··· Supplied records

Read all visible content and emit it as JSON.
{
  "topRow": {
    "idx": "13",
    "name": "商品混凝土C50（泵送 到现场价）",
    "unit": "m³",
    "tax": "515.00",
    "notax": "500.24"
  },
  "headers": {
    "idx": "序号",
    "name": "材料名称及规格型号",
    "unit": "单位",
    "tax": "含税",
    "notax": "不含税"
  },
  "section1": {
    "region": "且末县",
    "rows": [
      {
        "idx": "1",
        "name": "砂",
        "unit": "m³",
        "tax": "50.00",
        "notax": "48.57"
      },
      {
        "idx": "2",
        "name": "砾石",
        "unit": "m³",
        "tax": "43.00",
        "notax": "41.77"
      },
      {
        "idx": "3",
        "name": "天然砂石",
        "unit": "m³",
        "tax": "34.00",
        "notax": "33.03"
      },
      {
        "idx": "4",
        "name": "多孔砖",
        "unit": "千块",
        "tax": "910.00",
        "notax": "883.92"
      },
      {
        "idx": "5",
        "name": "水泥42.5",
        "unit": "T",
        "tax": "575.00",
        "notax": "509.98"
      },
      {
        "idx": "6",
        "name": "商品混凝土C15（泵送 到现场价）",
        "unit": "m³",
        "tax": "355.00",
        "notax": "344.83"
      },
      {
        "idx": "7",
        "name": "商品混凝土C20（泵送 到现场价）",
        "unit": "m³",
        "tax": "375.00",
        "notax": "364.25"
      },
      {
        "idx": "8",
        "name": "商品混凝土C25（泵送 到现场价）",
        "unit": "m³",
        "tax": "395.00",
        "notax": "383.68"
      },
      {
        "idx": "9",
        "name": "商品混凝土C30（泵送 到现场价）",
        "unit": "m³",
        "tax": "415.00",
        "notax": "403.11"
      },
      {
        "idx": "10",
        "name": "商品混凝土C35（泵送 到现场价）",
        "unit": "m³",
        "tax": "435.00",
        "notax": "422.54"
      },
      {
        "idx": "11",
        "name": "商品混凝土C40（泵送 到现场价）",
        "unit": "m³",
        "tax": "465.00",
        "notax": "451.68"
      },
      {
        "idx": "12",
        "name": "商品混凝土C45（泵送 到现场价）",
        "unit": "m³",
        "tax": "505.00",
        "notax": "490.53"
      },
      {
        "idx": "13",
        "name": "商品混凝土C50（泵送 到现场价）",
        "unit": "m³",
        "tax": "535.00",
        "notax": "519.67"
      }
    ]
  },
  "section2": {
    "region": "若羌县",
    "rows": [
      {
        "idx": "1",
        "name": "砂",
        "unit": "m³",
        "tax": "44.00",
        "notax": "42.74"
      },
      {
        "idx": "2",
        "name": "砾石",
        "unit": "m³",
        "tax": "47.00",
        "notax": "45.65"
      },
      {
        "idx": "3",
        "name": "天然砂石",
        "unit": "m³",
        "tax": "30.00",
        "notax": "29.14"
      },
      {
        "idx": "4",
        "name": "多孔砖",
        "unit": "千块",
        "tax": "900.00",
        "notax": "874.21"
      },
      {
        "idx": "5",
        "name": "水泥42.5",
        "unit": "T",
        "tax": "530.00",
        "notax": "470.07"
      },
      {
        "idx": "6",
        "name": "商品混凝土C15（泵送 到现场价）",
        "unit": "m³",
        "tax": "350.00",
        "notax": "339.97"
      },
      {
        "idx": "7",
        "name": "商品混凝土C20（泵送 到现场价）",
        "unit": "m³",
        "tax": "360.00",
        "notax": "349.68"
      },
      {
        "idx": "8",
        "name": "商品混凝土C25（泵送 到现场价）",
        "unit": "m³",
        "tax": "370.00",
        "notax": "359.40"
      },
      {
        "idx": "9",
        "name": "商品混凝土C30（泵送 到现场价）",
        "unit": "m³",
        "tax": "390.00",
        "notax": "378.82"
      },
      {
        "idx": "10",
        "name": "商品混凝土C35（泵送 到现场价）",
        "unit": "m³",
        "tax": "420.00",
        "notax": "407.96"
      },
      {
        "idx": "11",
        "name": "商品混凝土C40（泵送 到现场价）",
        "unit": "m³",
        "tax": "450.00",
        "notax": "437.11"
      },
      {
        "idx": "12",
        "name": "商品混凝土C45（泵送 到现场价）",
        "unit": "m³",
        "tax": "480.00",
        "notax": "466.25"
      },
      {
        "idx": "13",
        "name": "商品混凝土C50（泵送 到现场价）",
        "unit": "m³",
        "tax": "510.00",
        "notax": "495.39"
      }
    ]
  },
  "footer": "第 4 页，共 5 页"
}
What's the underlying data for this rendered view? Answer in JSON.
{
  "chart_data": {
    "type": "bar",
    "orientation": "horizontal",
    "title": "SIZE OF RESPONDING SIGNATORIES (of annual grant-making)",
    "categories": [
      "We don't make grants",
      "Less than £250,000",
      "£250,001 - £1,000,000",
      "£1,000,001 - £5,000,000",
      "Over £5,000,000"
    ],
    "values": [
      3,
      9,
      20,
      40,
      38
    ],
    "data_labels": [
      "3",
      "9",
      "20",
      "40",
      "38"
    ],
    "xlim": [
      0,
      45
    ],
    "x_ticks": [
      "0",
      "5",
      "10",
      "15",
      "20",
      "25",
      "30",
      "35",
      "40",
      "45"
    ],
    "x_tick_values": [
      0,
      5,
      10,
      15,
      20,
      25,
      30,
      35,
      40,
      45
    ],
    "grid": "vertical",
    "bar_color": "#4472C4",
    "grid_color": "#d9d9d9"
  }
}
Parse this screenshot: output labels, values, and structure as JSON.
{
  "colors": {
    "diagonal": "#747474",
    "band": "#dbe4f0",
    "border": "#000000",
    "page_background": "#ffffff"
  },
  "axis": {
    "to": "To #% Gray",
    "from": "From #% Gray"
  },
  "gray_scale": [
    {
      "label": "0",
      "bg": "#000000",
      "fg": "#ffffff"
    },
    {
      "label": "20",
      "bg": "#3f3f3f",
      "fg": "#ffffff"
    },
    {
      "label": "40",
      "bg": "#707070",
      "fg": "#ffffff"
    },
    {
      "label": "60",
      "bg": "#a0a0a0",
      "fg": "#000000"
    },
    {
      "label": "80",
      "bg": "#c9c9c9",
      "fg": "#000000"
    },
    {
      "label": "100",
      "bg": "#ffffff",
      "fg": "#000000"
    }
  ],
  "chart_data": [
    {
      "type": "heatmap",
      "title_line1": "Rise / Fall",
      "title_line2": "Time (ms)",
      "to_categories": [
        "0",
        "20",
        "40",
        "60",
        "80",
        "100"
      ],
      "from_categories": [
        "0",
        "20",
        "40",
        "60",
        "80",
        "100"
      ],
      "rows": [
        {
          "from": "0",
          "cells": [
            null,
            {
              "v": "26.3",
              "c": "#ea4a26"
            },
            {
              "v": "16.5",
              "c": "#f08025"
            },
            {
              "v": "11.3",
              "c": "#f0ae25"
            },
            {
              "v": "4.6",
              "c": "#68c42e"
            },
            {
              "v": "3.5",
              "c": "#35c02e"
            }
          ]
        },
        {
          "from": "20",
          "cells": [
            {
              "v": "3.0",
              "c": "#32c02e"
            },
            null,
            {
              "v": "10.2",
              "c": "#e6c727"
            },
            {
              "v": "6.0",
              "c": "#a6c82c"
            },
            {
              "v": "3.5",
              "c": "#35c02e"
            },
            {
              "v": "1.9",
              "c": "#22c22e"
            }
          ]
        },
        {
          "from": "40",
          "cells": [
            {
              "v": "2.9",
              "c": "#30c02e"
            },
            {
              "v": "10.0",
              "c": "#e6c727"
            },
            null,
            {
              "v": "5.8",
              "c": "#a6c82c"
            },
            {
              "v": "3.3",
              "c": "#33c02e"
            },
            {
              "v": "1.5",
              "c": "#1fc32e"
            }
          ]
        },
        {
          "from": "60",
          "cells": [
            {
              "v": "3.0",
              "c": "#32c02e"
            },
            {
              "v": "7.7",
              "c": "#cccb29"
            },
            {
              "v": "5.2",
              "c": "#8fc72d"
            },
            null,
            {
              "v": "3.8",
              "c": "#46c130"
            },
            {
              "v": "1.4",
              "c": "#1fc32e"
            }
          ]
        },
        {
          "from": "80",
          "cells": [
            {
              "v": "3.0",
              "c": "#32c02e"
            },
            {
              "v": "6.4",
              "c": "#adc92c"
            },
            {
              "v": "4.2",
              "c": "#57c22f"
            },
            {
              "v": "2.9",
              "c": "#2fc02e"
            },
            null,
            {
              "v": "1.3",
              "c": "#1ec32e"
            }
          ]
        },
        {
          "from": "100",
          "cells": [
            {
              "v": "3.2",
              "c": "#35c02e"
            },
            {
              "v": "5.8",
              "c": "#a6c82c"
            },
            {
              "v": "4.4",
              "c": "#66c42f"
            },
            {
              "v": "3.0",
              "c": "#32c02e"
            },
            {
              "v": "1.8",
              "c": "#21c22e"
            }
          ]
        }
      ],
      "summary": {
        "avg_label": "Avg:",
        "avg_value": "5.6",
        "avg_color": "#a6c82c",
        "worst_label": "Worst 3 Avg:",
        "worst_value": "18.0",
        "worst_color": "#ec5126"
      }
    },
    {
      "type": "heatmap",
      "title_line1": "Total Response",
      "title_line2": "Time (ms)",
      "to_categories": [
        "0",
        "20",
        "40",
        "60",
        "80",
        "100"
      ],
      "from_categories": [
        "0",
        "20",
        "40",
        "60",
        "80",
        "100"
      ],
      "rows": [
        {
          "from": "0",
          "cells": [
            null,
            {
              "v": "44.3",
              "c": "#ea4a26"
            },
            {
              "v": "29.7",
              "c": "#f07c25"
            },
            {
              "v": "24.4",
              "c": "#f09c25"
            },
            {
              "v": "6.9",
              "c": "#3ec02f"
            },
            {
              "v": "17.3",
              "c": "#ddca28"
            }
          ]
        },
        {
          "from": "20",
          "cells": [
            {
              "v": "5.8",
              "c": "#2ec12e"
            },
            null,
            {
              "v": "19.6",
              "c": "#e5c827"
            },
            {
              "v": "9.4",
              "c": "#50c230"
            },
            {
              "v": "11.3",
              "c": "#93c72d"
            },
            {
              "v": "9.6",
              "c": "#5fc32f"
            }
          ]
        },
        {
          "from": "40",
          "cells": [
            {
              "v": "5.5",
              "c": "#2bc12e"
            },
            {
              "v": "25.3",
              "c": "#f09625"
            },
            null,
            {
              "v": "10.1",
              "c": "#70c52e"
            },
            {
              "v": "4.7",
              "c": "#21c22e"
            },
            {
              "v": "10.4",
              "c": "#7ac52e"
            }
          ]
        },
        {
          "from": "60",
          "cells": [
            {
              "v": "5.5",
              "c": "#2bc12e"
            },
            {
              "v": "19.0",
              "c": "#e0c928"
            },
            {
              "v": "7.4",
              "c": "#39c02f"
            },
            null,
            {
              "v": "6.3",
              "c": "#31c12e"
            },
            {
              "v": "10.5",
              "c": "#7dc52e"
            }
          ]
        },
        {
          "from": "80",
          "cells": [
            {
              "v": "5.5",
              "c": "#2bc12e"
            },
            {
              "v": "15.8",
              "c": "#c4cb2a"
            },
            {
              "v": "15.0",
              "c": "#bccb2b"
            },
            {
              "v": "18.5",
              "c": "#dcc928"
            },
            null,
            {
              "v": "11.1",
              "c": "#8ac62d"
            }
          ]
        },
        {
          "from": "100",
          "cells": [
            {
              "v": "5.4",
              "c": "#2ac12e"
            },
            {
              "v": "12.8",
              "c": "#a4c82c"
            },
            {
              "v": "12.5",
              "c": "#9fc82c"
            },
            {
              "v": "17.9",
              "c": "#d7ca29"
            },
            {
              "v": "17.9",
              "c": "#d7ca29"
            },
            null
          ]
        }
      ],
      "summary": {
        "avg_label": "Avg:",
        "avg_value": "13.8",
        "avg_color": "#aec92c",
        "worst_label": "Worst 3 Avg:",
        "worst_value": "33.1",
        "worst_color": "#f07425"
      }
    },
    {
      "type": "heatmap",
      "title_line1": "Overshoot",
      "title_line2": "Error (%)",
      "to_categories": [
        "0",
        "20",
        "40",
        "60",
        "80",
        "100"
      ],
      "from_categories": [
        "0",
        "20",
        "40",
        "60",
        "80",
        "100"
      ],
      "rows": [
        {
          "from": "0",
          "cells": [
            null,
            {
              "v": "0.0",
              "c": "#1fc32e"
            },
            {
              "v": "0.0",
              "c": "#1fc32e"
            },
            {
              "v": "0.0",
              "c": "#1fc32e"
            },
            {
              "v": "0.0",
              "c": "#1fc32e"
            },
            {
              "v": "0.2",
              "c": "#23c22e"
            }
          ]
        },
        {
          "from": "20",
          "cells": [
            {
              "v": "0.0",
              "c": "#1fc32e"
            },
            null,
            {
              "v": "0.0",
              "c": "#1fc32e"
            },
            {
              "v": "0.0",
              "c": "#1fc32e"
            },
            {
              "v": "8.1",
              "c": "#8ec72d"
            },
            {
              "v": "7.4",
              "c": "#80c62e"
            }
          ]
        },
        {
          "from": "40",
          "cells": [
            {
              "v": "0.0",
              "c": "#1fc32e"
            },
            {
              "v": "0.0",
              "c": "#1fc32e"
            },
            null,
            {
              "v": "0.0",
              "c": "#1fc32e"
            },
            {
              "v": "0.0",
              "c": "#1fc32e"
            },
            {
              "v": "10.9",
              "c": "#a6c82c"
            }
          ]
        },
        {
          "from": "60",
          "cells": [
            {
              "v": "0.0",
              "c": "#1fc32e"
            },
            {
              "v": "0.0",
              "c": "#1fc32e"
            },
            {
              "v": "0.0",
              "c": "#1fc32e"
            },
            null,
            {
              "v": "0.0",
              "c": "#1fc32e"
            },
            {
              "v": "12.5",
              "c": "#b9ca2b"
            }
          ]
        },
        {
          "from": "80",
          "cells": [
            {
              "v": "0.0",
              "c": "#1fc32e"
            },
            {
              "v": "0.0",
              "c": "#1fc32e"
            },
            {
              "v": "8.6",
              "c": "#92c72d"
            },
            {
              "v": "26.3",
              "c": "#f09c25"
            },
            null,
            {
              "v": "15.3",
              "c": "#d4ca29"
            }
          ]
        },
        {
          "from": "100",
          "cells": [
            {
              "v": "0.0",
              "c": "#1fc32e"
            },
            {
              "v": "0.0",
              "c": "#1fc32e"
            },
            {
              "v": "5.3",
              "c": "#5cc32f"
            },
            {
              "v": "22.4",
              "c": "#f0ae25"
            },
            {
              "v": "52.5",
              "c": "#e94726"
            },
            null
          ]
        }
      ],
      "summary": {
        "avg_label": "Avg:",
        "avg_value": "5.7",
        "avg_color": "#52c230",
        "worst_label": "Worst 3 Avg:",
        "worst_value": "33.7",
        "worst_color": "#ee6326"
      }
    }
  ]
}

······

- **Written task**
Filter the data for the string "this" and copy every line that has it.

- **Output**
What's the underlying data for this rendered view? Answer in JSON.
Parse this screenshot: output labels, values, and structure as JSON.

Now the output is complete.